Show each line of the data below that has the string "aliyuncs" in it.

Collected data:
•••

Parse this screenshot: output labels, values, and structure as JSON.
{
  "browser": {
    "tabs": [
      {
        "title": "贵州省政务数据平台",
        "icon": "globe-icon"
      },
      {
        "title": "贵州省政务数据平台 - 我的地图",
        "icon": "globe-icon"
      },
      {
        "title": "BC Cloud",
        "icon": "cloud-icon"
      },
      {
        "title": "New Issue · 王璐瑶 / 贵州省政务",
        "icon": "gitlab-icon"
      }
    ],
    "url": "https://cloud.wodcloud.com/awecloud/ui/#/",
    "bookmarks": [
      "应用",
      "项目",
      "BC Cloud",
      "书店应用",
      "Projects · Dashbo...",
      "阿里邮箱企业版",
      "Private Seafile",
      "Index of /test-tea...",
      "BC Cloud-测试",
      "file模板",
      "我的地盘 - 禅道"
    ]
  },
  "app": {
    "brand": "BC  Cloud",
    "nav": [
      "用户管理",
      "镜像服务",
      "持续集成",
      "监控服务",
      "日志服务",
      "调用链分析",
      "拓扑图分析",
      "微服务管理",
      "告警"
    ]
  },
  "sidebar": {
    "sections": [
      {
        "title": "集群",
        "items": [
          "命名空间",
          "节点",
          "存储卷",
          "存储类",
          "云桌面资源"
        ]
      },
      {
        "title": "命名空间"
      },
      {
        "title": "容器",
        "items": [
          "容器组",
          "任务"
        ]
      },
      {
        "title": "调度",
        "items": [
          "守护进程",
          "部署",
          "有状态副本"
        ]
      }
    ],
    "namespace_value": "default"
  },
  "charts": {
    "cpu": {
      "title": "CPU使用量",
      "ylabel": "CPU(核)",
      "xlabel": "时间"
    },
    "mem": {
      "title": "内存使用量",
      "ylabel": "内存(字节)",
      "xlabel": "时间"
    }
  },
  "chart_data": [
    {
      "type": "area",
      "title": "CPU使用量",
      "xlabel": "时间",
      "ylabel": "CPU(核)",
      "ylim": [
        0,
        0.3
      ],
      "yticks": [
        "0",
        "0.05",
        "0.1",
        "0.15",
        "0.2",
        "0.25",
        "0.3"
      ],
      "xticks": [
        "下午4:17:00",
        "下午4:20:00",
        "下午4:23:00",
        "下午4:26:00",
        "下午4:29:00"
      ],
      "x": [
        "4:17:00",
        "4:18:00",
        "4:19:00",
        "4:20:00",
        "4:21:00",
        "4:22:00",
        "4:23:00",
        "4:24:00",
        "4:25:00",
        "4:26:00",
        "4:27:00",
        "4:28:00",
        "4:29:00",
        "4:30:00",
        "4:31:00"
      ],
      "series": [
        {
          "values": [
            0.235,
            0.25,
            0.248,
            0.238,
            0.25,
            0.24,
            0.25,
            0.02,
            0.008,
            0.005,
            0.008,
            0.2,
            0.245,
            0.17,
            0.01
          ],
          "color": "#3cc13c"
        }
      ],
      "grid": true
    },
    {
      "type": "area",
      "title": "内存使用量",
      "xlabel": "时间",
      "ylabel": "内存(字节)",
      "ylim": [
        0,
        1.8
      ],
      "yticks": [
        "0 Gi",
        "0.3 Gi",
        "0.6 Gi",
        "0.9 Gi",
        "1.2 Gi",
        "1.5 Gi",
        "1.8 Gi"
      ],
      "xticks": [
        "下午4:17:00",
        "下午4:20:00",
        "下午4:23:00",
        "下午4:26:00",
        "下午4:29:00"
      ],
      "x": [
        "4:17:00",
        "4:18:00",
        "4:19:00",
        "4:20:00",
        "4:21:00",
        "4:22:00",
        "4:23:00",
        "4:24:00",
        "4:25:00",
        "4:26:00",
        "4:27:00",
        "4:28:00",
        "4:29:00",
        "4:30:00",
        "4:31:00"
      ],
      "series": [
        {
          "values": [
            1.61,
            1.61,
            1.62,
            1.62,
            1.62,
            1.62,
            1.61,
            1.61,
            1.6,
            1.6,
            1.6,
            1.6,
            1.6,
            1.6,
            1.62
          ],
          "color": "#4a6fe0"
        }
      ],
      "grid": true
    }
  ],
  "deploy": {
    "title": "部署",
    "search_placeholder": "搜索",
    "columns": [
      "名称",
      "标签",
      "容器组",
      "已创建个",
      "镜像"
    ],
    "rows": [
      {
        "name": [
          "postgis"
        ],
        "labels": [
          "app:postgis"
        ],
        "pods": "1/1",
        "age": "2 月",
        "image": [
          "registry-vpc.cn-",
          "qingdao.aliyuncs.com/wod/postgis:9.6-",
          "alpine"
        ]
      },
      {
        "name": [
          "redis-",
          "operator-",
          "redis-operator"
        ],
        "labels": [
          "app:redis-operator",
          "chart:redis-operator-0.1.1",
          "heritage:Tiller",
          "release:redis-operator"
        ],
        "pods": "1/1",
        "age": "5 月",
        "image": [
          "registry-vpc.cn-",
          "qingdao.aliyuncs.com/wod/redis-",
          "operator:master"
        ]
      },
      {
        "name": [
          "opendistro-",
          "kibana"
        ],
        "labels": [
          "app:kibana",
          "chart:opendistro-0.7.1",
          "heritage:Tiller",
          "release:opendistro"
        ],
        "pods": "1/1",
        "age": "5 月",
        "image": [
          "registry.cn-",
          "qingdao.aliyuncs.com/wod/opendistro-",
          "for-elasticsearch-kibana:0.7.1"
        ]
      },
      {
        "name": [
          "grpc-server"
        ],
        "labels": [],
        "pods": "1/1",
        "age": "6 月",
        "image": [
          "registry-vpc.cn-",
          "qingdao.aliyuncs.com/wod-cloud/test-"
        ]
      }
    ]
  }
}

•••

Output for this exercise »
          "qingdao.aliyuncs.com/wod/postgis:9.6-",
          "qingdao.aliyuncs.com/wod/redis-",
          "qingdao.aliyuncs.com/wod/opendistro-",
          "qingdao.aliyuncs.com/wod-cloud/test-"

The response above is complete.